Reproduce the listing below exactly. Pictures do not belong in the copy.

##############################

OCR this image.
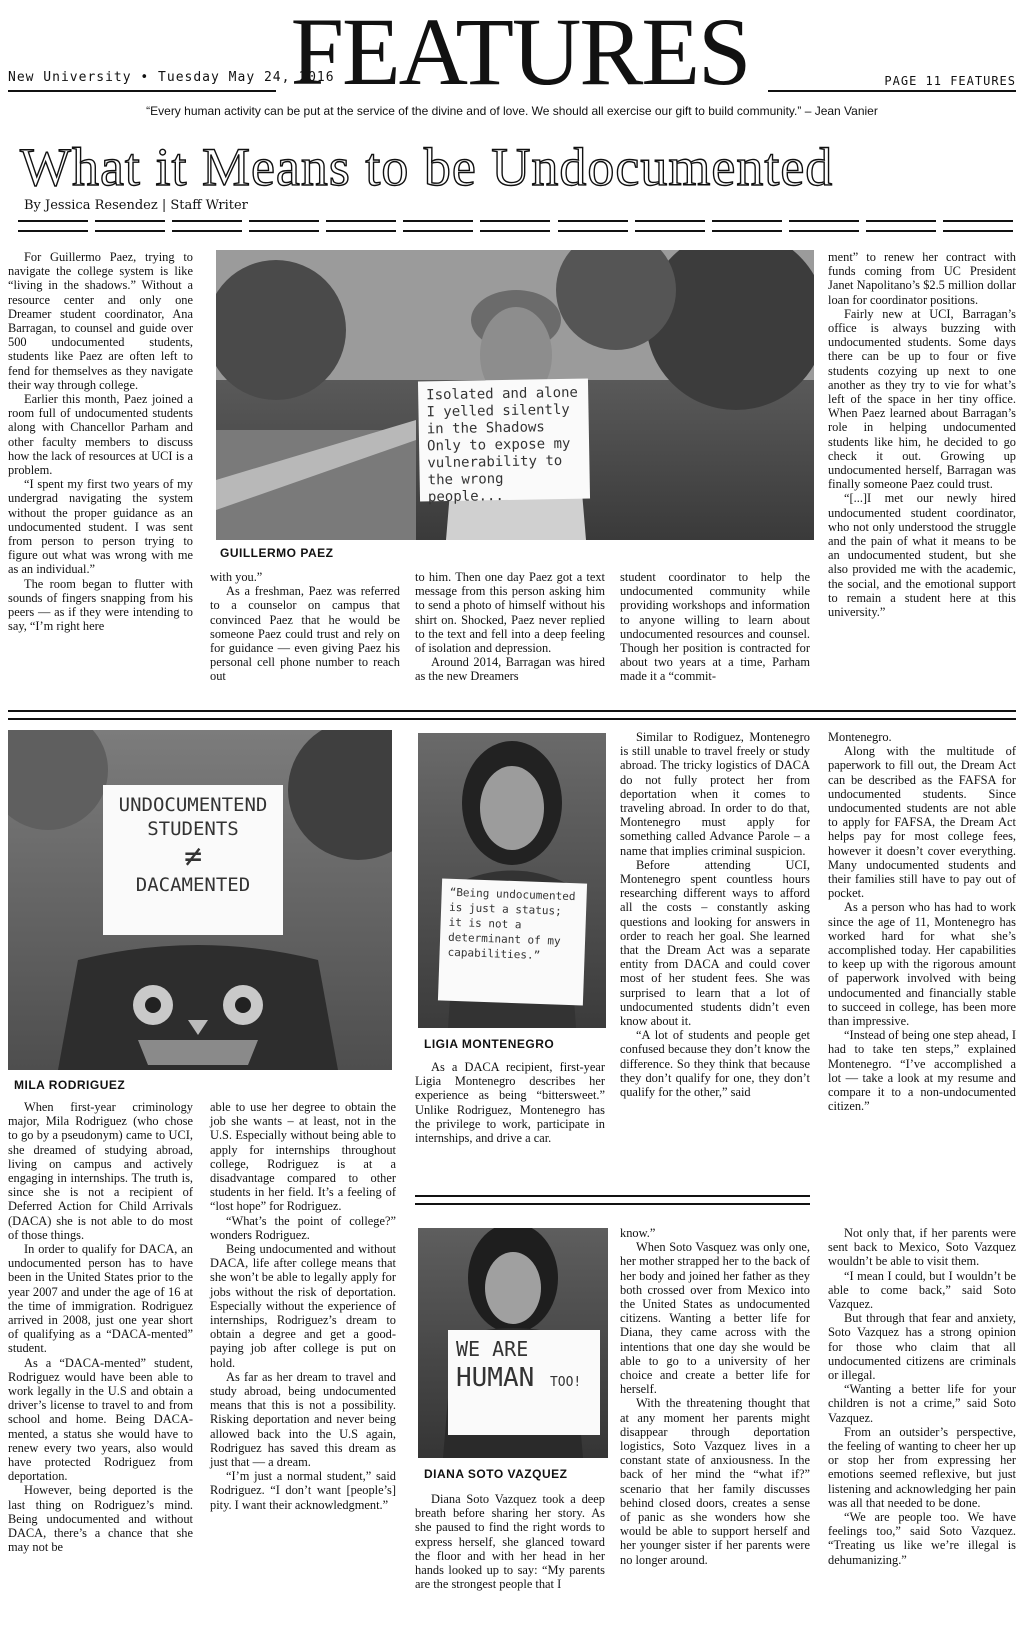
New University • Tuesday May 24, 2016
FEATURES	PAGE 11 FEATURES
“Every human activity can be put at the service of the divine and of love. We should all exercise our gift to build community.” – Jean Vanier
What it Means to be Undocumented
By Jessica Resendez | Staff Writer

For Guillermo Paez, trying to navigate the college system is like “living in the shadows.” Without a resource center and only one Dreamer student coordinator, Ana Barragan, to counsel and guide over 500 undocumented students, students like Paez are often left to fend for themselves as they navigate their way through college.

Earlier this month, Paez joined a room full of undocumented students along with Chancellor Parham and other faculty members to discuss how the lack of resources at UCI is a problem.

“I spent my first two years of my undergrad navigating the system without the proper guidance as an undocumented student. I was sent from person to person trying to figure out what was wrong with me as an individual.”

The room began to flutter with sounds of fingers snapping from his peers — as if they were intending to say, “I’m right here

Isolated and alone I yelled silently in the Shadows Only to expose my vulnerability to the wrong people...
GUILLERMO PAEZ

with you.”

As a freshman, Paez was referred to a counselor on campus that convinced Paez that he would be someone Paez could trust and rely on for guidance — even giving Paez his personal cell phone number to reach out

to him. Then one day Paez got a text message from this person asking him to send a photo of himself without his shirt on. Shocked, Paez never replied to the text and fell into a deep feeling of isolation and depression.

Around 2014, Barragan was hired as the new Dreamers

student coordinator to help the undocumented community while providing workshops and information to anyone willing to learn about undocumented resources and counsel. Though her position is contracted for about two years at a time, Parham made it a “commit-

ment” to renew her contract with funds coming from UC President Janet Napolitano’s $2.5 million dollar loan for coordinator positions.

Fairly new at UCI, Barragan’s office is always buzzing with undocumented students. Some days there can be up to four or five students cozying up next to one another as they try to vie for what’s left of the space in her tiny office. When Paez learned about Barragan’s role in helping undocumented students like him, he decided to go check it out. Growing up undocumented herself, Barragan was finally someone Paez could trust.

“[...]I met our newly hired undocumented student coordinator, who not only understood the struggle and the pain of what it means to be an undocumented student, but she also provided me with the academic, the social, and the emotional support to remain a student here at this university.”

UNDOCUMENTEND STUDENTS
≠
DACAMENTED
MILA RODRIGUEZ

When first-year criminology major, Mila Rodriguez (who chose to go by a pseudonym) came to UCI, she dreamed of studying abroad, living on campus and actively engaging in internships. The truth is, since she is not a recipient of Deferred Action for Child Arrivals (DACA) she is not able to do most of those things.

In order to qualify for DACA, an undocumented person has to have been in the United States prior to the year 2007 and under the age of 16 at the time of immigration. Rodriguez arrived in 2008, just one year short of qualifying as a “DACA-mented” student.

As a “DACA-mented” student, Rodriguez would have been able to work legally in the U.S and obtain a driver’s license to travel to and from school and home. Being DACA-mented, a status she would have to renew every two years, also would have protected Rodriguez from deportation.

However, being deported is the last thing on Rodriguez’s mind. Being undocumented and without DACA, there’s a chance that she may not be

able to use her degree to obtain the job she wants – at least, not in the U.S. Especially without being able to apply for internships throughout college, Rodriguez is at a disadvantage compared to other students in her field. It’s a feeling of “lost hope” for Rodriguez.

“What’s the point of college?” wonders Rodriguez.

Being undocumented and without DACA, life after college means that she won’t be able to legally apply for jobs without the risk of deportation. Especially without the experience of internships, Rodriguez’s dream to obtain a degree and get a good-paying job after college is put on hold.

As far as her dream to travel and study abroad, being undocumented means that this is not a possibility. Risking deportation and never being allowed back into the U.S again, Rodriguez has saved this dream as just that — a dream.

“I’m just a normal student,” said Rodriguez. “I don’t want [people’s] pity. I want their acknowledgment.”

“Being undocumented is just a status; it is not a determinant of my capabilities.”
LIGIA MONTENEGRO

As a DACA recipient, first-year Ligia Montenegro describes her experience as being “bittersweet.” Unlike Rodriguez, Montenegro has the privilege to work, participate in internships, and drive a car.

Similar to Rodiguez, Montenegro is still unable to travel freely or study abroad. The tricky logistics of DACA do not fully protect her from deportation when it comes to traveling abroad. In order to do that, Montenegro must apply for something called Advance Parole – a name that implies criminal suspicion.

Before attending UCI, Montenegro spent countless hours researching different ways to afford all the costs – constantly asking questions and looking for answers in order to reach her goal. She learned that the Dream Act was a separate entity from DACA and could cover most of her student fees. She was surprised to learn that a lot of undocumented students didn’t even know about it.

“A lot of students and people get confused because they don’t know the difference. So they think that because they don’t qualify for one, they don’t qualify for the other,” said

Montenegro.

Along with the multitude of paperwork to fill out, the Dream Act can be described as the FAFSA for undocumented students. Since undocumented students are not able to apply for FAFSA, the Dream Act helps pay for most college fees, however it doesn’t cover everything. Many undocumented students and their families still have to pay out of pocket.

As a person who has had to work since the age of 11, Montenegro has worked hard for what she’s accomplished today. Her capabilities to keep up with the rigorous amount of paperwork involved with being undocumented and financially stable to succeed in college, has been more than impressive.

“Instead of being one step ahead, I had to take ten steps,” explained Montenegro. “I’ve accomplished a lot — take a look at my resume and compare it to a non-undocumented citizen.”

WE ARE
HUMAN TOO!
DIANA SOTO VAZQUEZ

Diana Soto Vazquez took a deep breath before sharing her story. As she paused to find the right words to express herself, she glanced toward the floor and with her head in her hands looked up to say: “My parents are the strongest people that I

know.”

When Soto Vasquez was only one, her mother strapped her to the back of her body and joined her father as they both crossed over from Mexico into the United States as undocumented citizens. Wanting a better life for Diana, they came across with the intentions that one day she would be able to go to a university of her choice and create a better life for herself.

With the threatening thought that at any moment her parents might disappear through deportation logistics, Soto Vazquez lives in a constant state of anxiousness. In the back of her mind the “what if?” scenario that her family discusses behind closed doors, creates a sense of panic as she wonders how she would be able to support herself and her younger sister if her parents were no longer around.

Not only that, if her parents were sent back to Mexico, Soto Vazquez wouldn’t be able to visit them.

“I mean I could, but I wouldn’t be able to come back,” said Soto Vazquez.

But through that fear and anxiety, Soto Vazquez has a strong opinion for those who claim that all undocumented citizens are criminals or illegal.

“Wanting a better life for your children is not a crime,” said Soto Vazquez.

From an outsider’s perspective, the feeling of wanting to cheer her up or stop her from expressing her emotions seemed reflexive, but just listening and acknowledging her pain was all that needed to be done.

“We are people too. We have feelings too,” said Soto Vazquez. “Treating us like we’re illegal is dehumanizing.”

##############################

§ Reply:
OCR this image.
New University • Tuesday May 24, 2016
FEATURES	PAGE 11 FEATURES
“Every human activity can be put at the service of the divine and of love. We should all exercise our gift to build community.” – Jean Vanier
What it Means to be Undocumented
By Jessica Resendez | Staff Writer

For Guillermo Paez, trying to navigate the college system is like “living in the shadows.” Without a resource center and only one Dreamer student coordinator, Ana Barragan, to counsel and guide over 500 undocumented students, students like Paez are often left to fend for themselves as they navigate their way through college.

Earlier this month, Paez joined a room full of undocumented students along with Chancellor Parham and other faculty members to discuss how the lack of resources at UCI is a problem.

“I spent my first two years of my undergrad navigating the system without the proper guidance as an undocumented student. I was sent from person to person trying to figure out what was wrong with me as an individual.”

The room began to flutter with sounds of fingers snapping from his peers — as if they were intending to say, “I’m right here

Isolated and alone I yelled silently in the Shadows Only to expose my vulnerability to the wrong people...
GUILLERMO PAEZ

with you.”

As a freshman, Paez was referred to a counselor on campus that convinced Paez that he would be someone Paez could trust and rely on for guidance — even giving Paez his personal cell phone number to reach out

to him. Then one day Paez got a text message from this person asking him to send a photo of himself without his shirt on. Shocked, Paez never replied to the text and fell into a deep feeling of isolation and depression.

Around 2014, Barragan was hired as the new Dreamers

student coordinator to help the undocumented community while providing workshops and information to anyone willing to learn about undocumented resources and counsel. Though her position is contracted for about two years at a time, Parham made it a “commit-

ment” to renew her contract with funds coming from UC President Janet Napolitano’s $2.5 million dollar loan for coordinator positions.

Fairly new at UCI, Barragan’s office is always buzzing with undocumented students. Some days there can be up to four or five students cozying up next to one another as they try to vie for what’s left of the space in her tiny office. When Paez learned about Barragan’s role in helping undocumented students like him, he decided to go check it out. Growing up undocumented herself, Barragan was finally someone Paez could trust.

“[...]I met our newly hired undocumented student coordinator, who not only understood the struggle and the pain of what it means to be an undocumented student, but she also provided me with the academic, the social, and the emotional support to remain a student here at this university.”

UNDOCUMENTEND STUDENTS
≠
DACAMENTED
MILA RODRIGUEZ

When first-year criminology major, Mila Rodriguez (who chose to go by a pseudonym) came to UCI, she dreamed of studying abroad, living on campus and actively engaging in internships. The truth is, since she is not a recipient of Deferred Action for Child Arrivals (DACA) she is not able to do most of those things.

In order to qualify for DACA, an undocumented person has to have been in the United States prior to the year 2007 and under the age of 16 at the time of immigration. Rodriguez arrived in 2008, just one year short of qualifying as a “DACA-mented” student.

As a “DACA-mented” student, Rodriguez would have been able to work legally in the U.S and obtain a driver’s license to travel to and from school and home. Being DACA-mented, a status she would have to renew every two years, also would have protected Rodriguez from deportation.

However, being deported is the last thing on Rodriguez’s mind. Being undocumented and without DACA, there’s a chance that she may not be

able to use her degree to obtain the job she wants – at least, not in the U.S. Especially without being able to apply for internships throughout college, Rodriguez is at a disadvantage compared to other students in her field. It’s a feeling of “lost hope” for Rodriguez.

“What’s the point of college?” wonders Rodriguez.

Being undocumented and without DACA, life after college means that she won’t be able to legally apply for jobs without the risk of deportation. Especially without the experience of internships, Rodriguez’s dream to obtain a degree and get a good-paying job after college is put on hold.

As far as her dream to travel and study abroad, being undocumented means that this is not a possibility. Risking deportation and never being allowed back into the U.S again, Rodriguez has saved this dream as just that — a dream.

“I’m just a normal student,” said Rodriguez. “I don’t want [people’s] pity. I want their acknowledgment.”

“Being undocumented is just a status; it is not a determinant of my capabilities.”
LIGIA MONTENEGRO

As a DACA recipient, first-year Ligia Montenegro describes her experience as being “bittersweet.” Unlike Rodriguez, Montenegro has the privilege to work, participate in internships, and drive a car.

Similar to Rodiguez, Montenegro is still unable to travel freely or study abroad. The tricky logistics of DACA do not fully protect her from deportation when it comes to traveling abroad. In order to do that, Montenegro must apply for something called Advance Parole – a name that implies criminal suspicion.

Before attending UCI, Montenegro spent countless hours researching different ways to afford all the costs – constantly asking questions and looking for answers in order to reach her goal. She learned that the Dream Act was a separate entity from DACA and could cover most of her student fees. She was surprised to learn that a lot of undocumented students didn’t even know about it.

“A lot of students and people get confused because they don’t know the difference. So they think that because they don’t qualify for one, they don’t qualify for the other,” said

Montenegro.

Along with the multitude of paperwork to fill out, the Dream Act can be described as the FAFSA for undocumented students. Since undocumented students are not able to apply for FAFSA, the Dream Act helps pay for most college fees, however it doesn’t cover everything. Many undocumented students and their families still have to pay out of pocket.

As a person who has had to work since the age of 11, Montenegro has worked hard for what she’s accomplished today. Her capabilities to keep up with the rigorous amount of paperwork involved with being undocumented and financially stable to succeed in college, has been more than impressive.

“Instead of being one step ahead, I had to take ten steps,” explained Montenegro. “I’ve accomplished a lot — take a look at my resume and compare it to a non-undocumented citizen.”

WE ARE
HUMAN TOO!
DIANA SOTO VAZQUEZ

Diana Soto Vazquez took a deep breath before sharing her story. As she paused to find the right words to express herself, she glanced toward the floor and with her head in her hands looked up to say: “My parents are the strongest people that I

know.”

When Soto Vasquez was only one, her mother strapped her to the back of her body and joined her father as they both crossed over from Mexico into the United States as undocumented citizens. Wanting a better life for Diana, they came across with the intentions that one day she would be able to go to a university of her choice and create a better life for herself.

With the threatening thought that at any moment her parents might disappear through deportation logistics, Soto Vazquez lives in a constant state of anxiousness. In the back of her mind the “what if?” scenario that her family discusses behind closed doors, creates a sense of panic as she wonders how she would be able to support herself and her younger sister if her parents were no longer around.

Not only that, if her parents were sent back to Mexico, Soto Vazquez wouldn’t be able to visit them.

“I mean I could, but I wouldn’t be able to come back,” said Soto Vazquez.

But through that fear and anxiety, Soto Vazquez has a strong opinion for those who claim that all undocumented citizens are criminals or illegal.

“Wanting a better life for your children is not a crime,” said Soto Vazquez.

From an outsider’s perspective, the feeling of wanting to cheer her up or stop her from expressing her emotions seemed reflexive, but just listening and acknowledging her pain was all that needed to be done.

“We are people too. We have feelings too,” said Soto Vazquez. “Treating us like we’re illegal is dehumanizing.”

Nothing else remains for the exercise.